**Given task:**
Filter the records below for the word "every". Copy each line that holds it.
>> start Recorded data
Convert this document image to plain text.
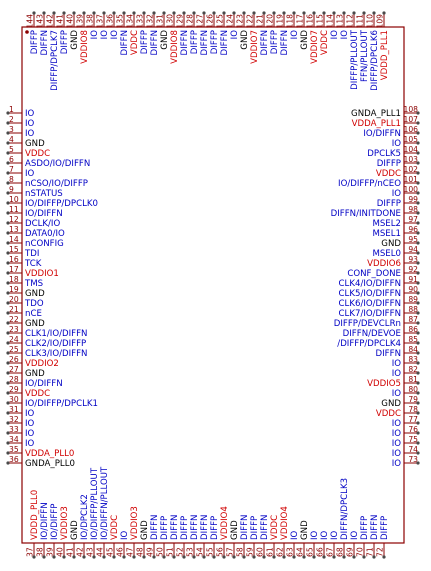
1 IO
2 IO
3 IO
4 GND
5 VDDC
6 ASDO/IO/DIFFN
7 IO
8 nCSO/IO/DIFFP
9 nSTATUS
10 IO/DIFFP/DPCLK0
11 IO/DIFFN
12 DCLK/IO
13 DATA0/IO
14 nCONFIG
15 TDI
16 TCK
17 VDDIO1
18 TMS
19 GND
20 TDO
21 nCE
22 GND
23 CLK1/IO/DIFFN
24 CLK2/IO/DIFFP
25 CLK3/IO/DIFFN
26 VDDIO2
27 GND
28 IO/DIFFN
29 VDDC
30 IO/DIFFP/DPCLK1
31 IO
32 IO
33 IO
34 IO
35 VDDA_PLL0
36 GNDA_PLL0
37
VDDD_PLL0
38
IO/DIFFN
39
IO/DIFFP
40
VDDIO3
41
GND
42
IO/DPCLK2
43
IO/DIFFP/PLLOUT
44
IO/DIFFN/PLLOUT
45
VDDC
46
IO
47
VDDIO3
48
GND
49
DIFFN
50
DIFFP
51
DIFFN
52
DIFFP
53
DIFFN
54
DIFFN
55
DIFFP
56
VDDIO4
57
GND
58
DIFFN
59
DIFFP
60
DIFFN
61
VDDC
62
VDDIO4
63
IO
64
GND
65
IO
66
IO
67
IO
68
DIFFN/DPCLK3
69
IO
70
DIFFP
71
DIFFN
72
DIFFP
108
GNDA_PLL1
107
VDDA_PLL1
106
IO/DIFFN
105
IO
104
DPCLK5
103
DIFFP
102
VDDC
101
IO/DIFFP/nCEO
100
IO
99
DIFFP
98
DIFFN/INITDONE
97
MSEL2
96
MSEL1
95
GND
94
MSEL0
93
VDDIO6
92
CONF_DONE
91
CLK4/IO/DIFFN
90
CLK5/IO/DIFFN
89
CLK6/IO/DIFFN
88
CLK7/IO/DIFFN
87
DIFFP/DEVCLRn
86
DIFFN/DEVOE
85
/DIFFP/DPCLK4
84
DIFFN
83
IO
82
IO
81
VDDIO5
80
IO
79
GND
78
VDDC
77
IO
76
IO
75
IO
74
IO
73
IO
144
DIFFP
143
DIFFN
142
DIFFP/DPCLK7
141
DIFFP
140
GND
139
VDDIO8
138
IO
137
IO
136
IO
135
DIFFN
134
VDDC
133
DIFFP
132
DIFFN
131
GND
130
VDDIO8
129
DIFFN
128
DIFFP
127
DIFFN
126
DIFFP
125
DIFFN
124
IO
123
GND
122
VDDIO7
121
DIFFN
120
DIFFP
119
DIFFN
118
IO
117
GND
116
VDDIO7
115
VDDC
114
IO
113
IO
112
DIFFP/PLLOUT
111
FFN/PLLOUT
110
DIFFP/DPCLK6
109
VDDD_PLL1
>> end Recorded data
>> start Recorded data
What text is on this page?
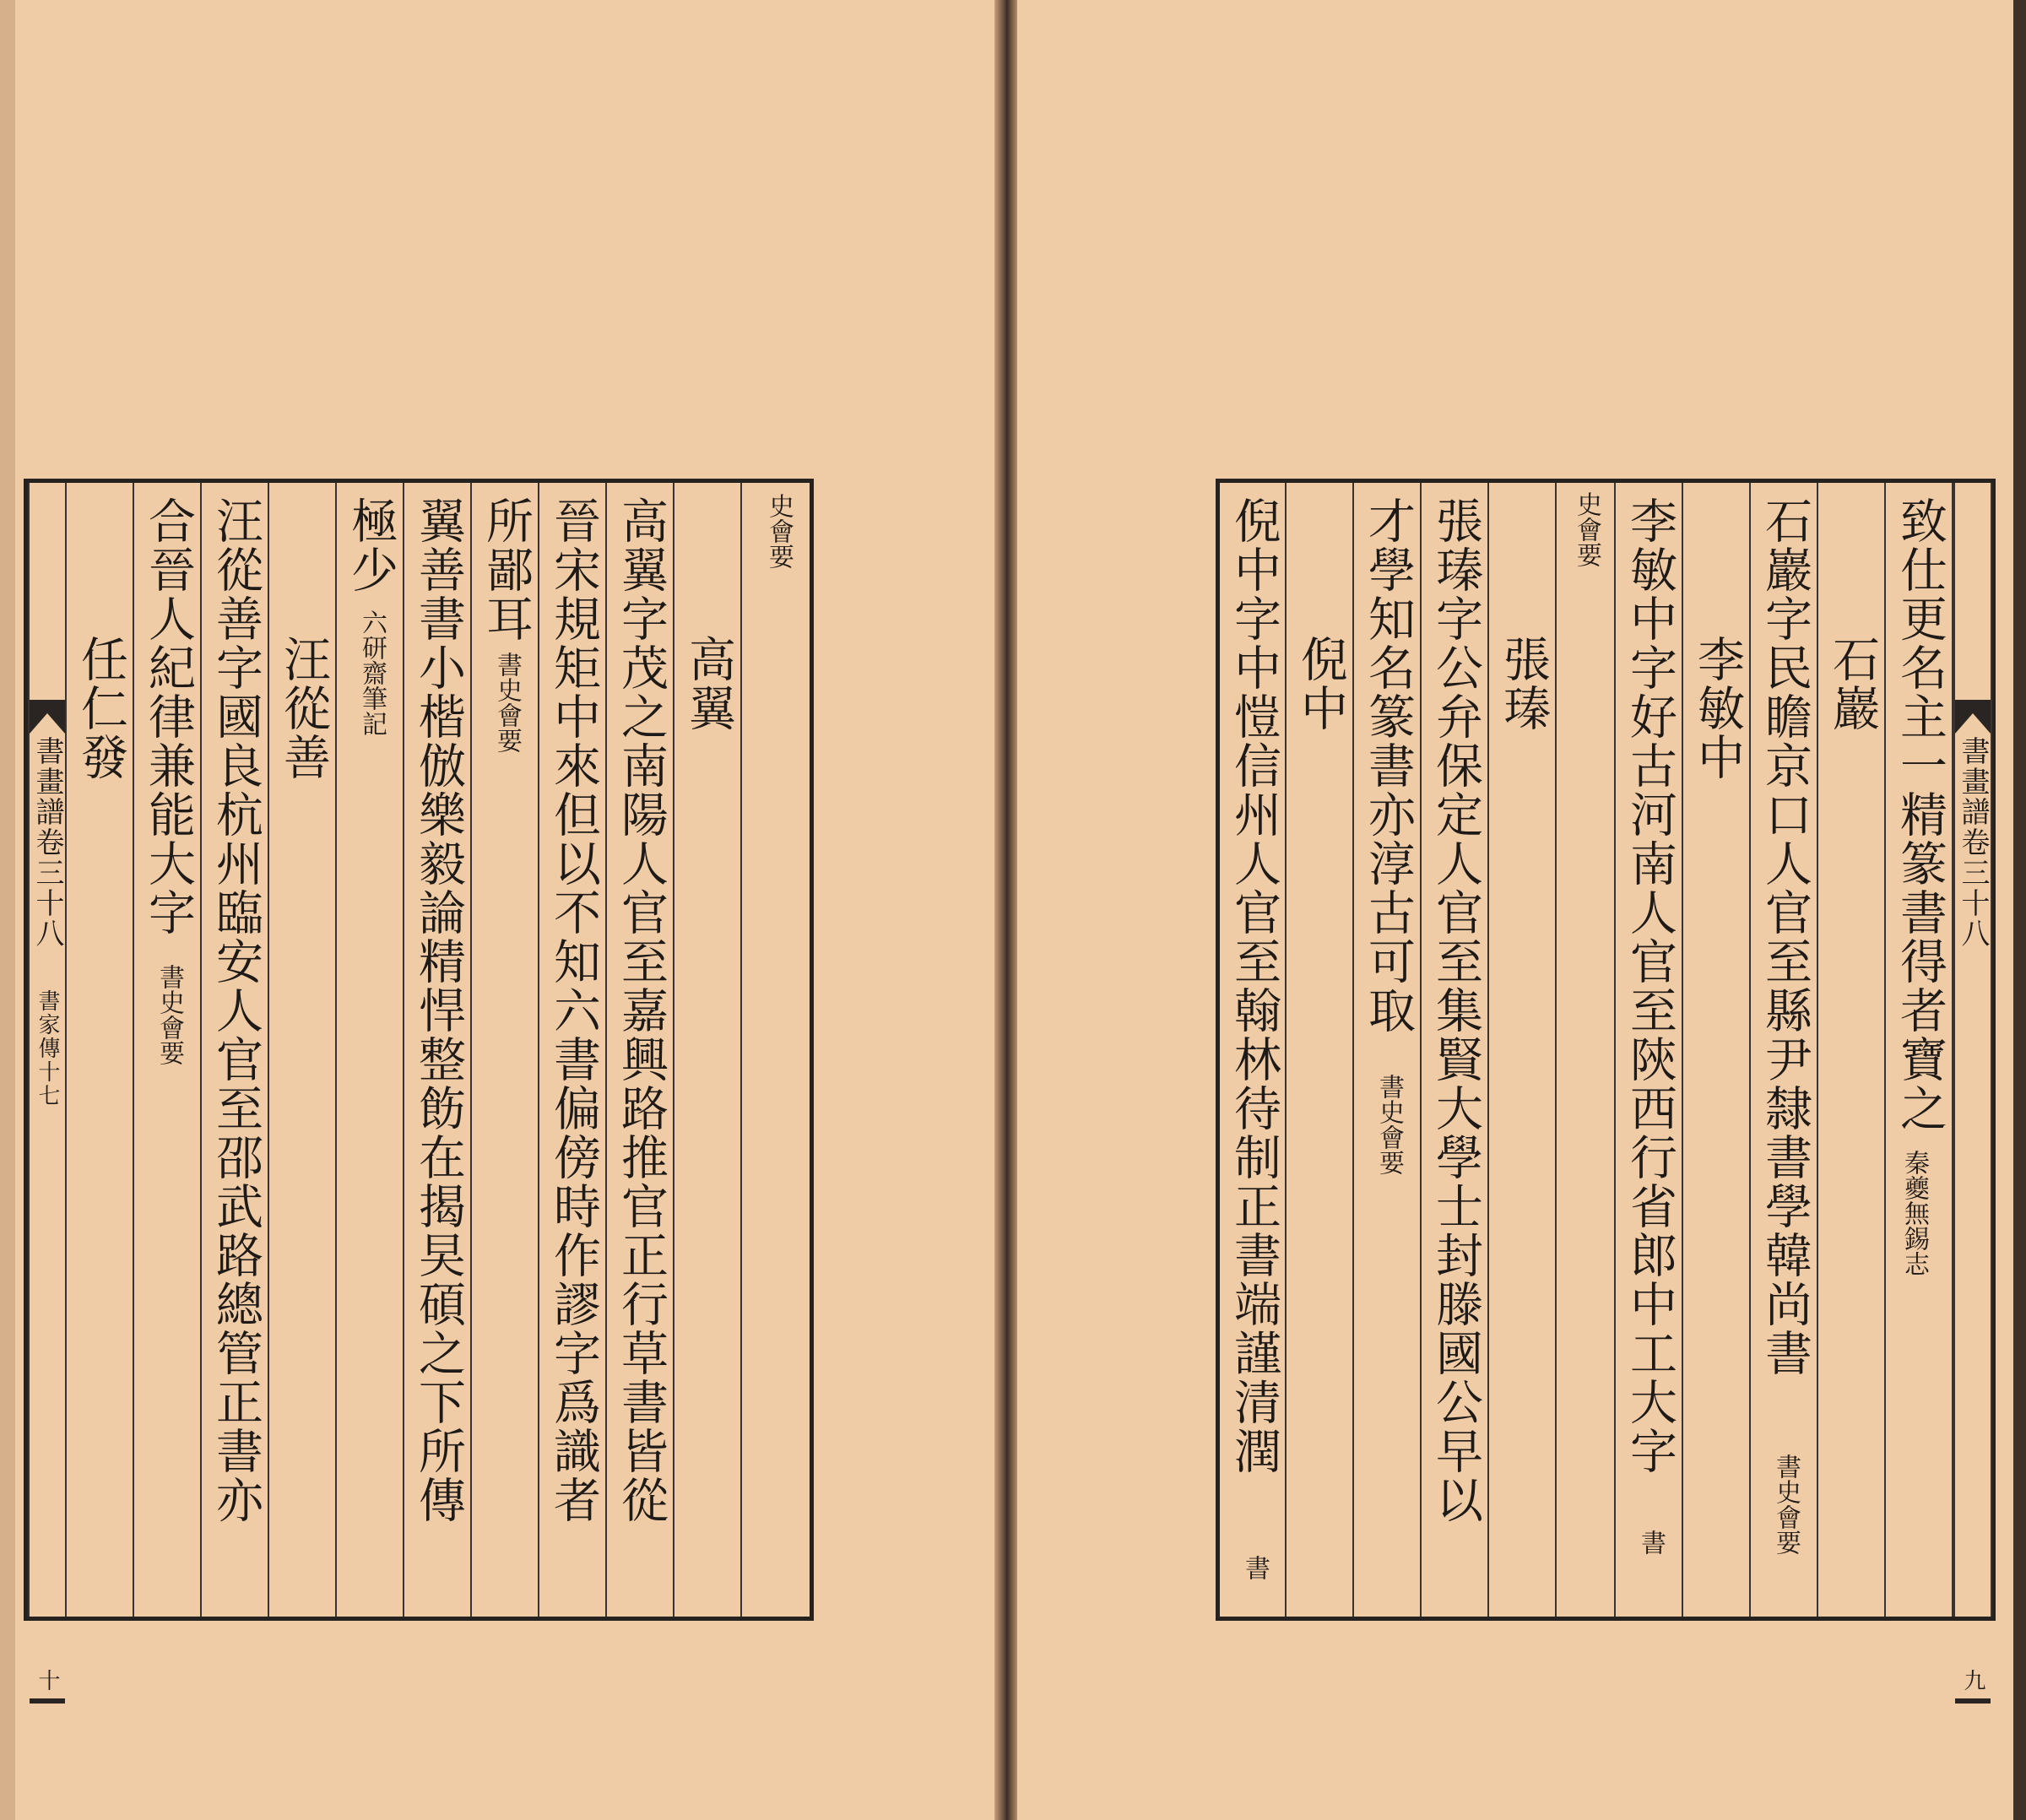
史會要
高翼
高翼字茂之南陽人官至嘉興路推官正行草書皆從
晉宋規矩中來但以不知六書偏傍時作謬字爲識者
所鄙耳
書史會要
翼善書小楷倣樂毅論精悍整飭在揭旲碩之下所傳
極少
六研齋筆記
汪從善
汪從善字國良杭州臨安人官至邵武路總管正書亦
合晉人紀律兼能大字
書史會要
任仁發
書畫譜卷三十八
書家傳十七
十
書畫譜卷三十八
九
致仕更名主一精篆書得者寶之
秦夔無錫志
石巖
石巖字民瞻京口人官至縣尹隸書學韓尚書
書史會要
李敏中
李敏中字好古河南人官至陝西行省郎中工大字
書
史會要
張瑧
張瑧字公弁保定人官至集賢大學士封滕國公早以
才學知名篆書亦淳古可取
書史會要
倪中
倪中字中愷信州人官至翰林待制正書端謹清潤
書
>> end Recorded data
>> start Recorded data
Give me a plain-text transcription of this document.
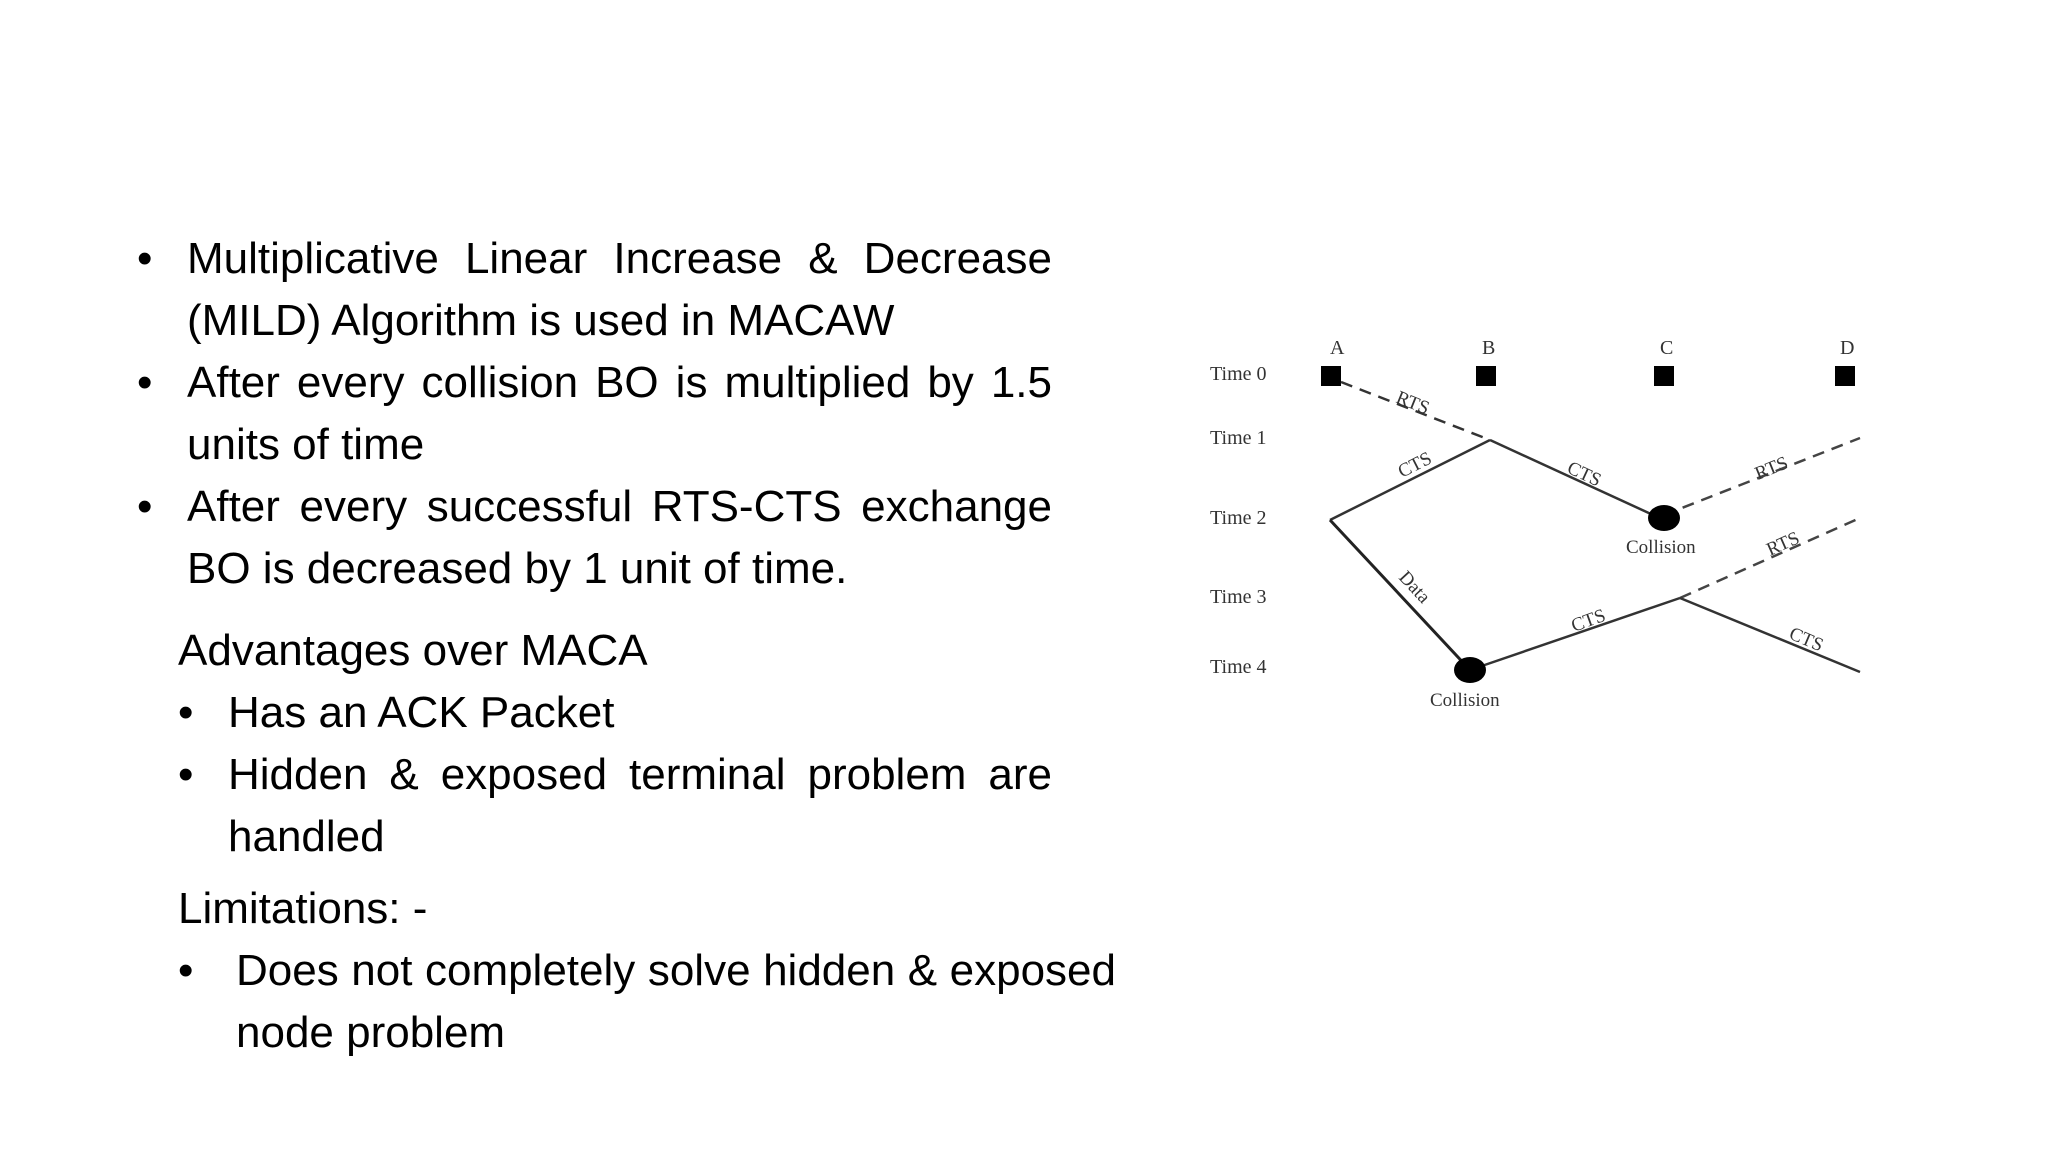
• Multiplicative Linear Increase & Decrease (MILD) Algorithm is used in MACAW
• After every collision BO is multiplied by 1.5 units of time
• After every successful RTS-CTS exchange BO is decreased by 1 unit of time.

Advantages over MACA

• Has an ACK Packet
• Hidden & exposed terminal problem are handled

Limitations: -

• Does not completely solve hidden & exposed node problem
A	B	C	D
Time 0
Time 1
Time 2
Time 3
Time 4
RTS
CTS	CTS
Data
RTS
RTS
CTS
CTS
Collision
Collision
>> end Recorded data
**Response below:**
• After every collision BO is multiplied by 1.5 units of time
• After every successful RTS-CTS exchange BO is decreased by 1 unit of time.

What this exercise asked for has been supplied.